begin Provided data

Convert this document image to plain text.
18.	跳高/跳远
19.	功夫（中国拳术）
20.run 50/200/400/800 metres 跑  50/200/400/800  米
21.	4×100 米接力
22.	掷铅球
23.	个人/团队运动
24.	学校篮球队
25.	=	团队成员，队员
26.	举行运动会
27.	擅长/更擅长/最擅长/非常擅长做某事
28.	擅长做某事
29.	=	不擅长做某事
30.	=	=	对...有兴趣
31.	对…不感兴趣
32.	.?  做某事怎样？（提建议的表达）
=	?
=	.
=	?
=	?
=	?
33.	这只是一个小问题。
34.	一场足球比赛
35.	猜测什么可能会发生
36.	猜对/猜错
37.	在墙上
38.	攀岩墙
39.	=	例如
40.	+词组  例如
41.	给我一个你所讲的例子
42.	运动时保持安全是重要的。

end Provided data
begin Provided data

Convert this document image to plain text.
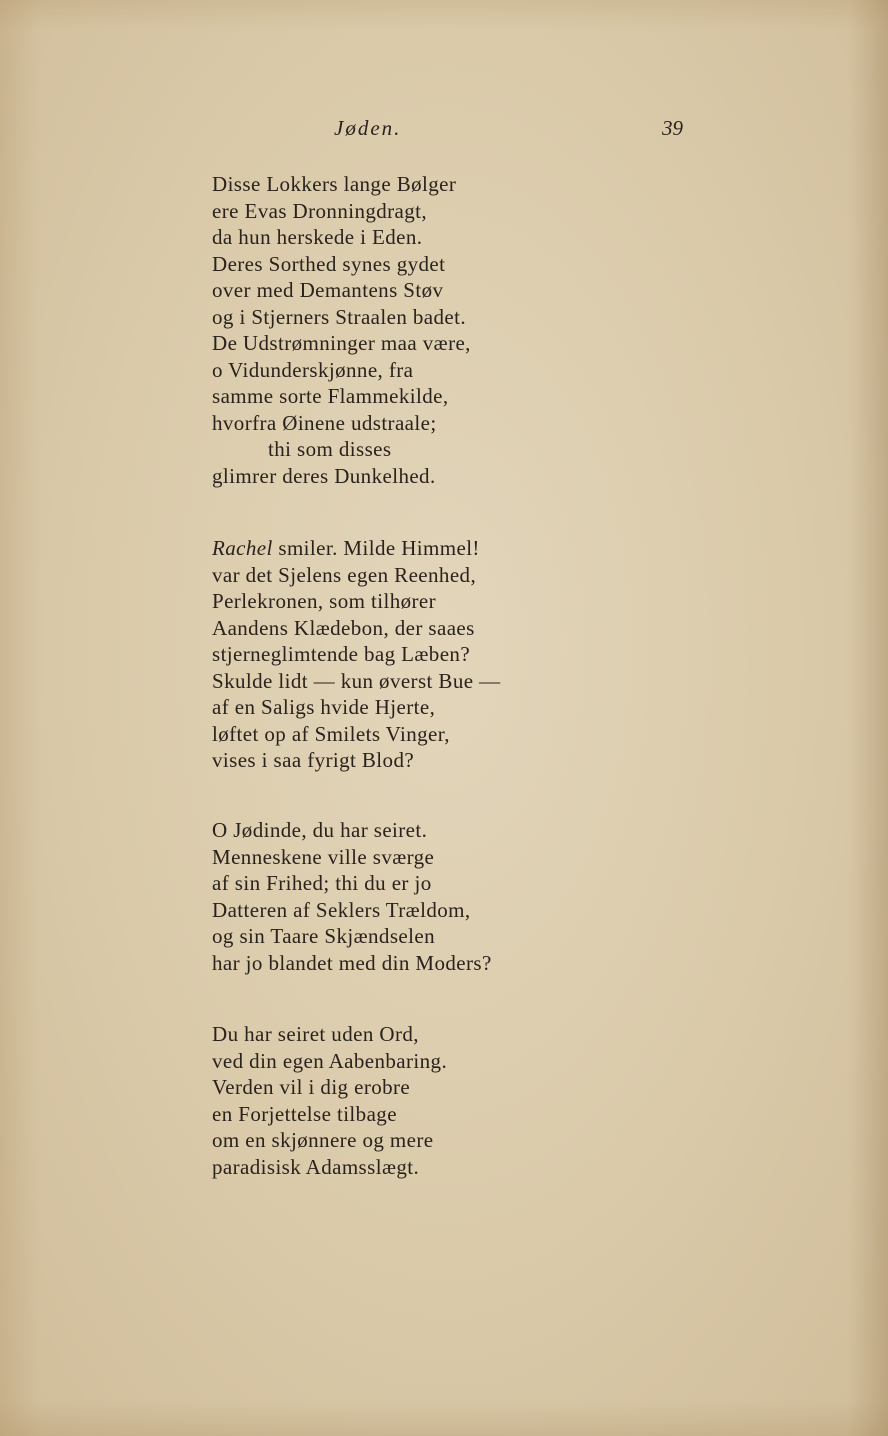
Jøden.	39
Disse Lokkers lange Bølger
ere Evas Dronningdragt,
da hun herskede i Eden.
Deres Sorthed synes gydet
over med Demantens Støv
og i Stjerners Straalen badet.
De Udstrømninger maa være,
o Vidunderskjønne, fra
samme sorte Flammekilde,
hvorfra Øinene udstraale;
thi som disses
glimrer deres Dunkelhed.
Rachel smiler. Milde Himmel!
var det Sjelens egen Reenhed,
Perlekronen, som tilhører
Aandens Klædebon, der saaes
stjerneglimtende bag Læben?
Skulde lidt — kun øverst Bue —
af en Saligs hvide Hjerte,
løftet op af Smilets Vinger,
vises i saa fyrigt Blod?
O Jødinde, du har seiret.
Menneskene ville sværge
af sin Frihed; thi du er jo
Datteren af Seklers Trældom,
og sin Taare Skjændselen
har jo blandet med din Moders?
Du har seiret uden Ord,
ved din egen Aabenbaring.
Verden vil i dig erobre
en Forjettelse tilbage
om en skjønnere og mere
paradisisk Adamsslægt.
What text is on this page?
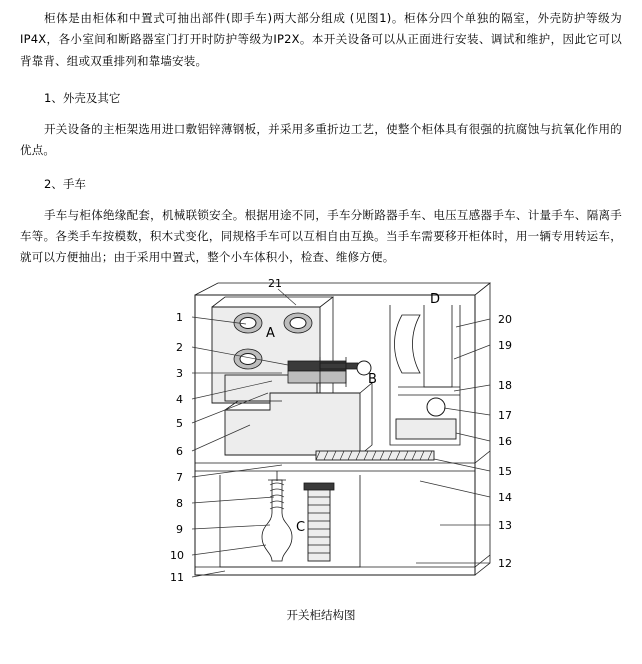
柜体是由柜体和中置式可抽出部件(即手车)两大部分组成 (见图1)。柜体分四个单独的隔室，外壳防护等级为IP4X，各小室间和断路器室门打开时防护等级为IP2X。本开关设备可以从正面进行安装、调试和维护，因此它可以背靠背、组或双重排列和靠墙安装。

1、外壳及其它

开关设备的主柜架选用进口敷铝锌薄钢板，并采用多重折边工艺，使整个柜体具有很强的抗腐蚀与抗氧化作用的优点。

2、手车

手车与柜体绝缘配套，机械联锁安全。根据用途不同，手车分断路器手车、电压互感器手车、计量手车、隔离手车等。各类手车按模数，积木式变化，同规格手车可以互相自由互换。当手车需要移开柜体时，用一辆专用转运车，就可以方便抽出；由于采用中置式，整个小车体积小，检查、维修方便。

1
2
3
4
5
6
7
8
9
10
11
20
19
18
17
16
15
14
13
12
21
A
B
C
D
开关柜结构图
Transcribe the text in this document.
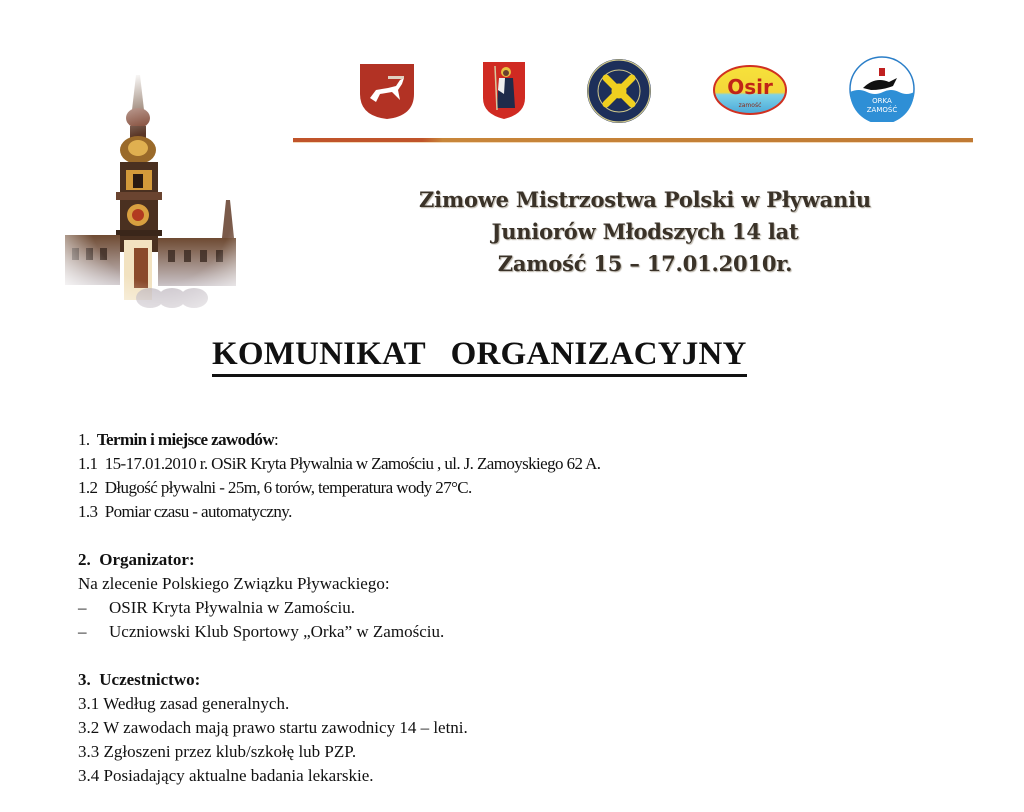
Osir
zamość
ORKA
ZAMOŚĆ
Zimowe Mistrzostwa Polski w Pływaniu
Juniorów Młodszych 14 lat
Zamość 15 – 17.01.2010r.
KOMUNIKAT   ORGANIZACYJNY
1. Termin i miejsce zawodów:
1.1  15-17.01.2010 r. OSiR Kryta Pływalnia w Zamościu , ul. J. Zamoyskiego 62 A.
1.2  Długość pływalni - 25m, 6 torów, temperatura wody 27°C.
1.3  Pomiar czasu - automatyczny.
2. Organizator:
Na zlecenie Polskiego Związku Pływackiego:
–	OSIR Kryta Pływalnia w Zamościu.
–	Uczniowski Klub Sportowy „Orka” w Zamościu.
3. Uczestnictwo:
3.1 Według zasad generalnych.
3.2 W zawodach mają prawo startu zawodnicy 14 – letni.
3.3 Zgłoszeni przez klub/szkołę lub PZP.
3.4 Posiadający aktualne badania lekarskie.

end Provided data

_Stated task_
Return every line containing "this".

_Output below_
Convert this document image to plain text.
Convert this document image to plain text.
What text is on this page?
Transcribe the text in this document.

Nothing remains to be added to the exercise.